## The task
Select the lines that contain "government" and copy each of them.
**********
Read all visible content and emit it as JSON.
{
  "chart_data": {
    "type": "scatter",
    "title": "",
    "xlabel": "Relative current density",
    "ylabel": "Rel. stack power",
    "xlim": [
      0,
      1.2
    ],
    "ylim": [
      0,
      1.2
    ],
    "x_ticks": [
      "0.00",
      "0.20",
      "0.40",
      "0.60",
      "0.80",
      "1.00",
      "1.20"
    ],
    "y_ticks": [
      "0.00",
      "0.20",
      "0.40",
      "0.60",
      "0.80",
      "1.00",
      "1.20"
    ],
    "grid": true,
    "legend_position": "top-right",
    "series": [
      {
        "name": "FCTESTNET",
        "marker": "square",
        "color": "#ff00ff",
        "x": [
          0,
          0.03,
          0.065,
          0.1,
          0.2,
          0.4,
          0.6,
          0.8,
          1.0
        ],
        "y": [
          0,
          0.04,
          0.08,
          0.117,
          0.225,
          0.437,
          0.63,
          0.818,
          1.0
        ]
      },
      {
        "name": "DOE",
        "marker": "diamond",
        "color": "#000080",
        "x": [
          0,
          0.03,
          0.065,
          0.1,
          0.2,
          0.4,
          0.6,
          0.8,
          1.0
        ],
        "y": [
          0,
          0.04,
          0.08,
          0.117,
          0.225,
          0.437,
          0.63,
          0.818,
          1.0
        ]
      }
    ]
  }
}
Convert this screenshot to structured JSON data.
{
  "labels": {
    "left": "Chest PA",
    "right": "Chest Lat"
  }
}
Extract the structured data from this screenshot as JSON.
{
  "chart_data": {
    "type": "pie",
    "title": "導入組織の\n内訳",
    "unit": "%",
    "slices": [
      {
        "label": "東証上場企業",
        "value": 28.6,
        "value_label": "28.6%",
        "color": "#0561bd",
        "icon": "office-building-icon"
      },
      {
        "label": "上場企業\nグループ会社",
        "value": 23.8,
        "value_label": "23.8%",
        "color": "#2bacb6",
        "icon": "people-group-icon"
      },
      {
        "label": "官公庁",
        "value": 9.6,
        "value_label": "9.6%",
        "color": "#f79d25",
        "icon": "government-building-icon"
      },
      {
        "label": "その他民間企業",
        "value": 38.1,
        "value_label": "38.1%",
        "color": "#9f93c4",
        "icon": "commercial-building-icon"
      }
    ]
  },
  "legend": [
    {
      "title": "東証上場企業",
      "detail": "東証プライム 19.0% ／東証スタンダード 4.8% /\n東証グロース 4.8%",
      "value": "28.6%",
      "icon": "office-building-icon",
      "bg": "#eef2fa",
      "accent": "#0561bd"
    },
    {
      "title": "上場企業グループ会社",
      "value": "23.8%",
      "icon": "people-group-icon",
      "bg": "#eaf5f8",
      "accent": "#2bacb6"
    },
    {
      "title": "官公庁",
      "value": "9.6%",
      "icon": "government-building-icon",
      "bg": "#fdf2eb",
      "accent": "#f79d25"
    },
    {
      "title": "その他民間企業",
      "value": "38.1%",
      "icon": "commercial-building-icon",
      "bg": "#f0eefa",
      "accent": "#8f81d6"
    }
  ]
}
**********
## Output for this exercise
        "icon": "government-building-icon"
      "icon": "government-building-icon",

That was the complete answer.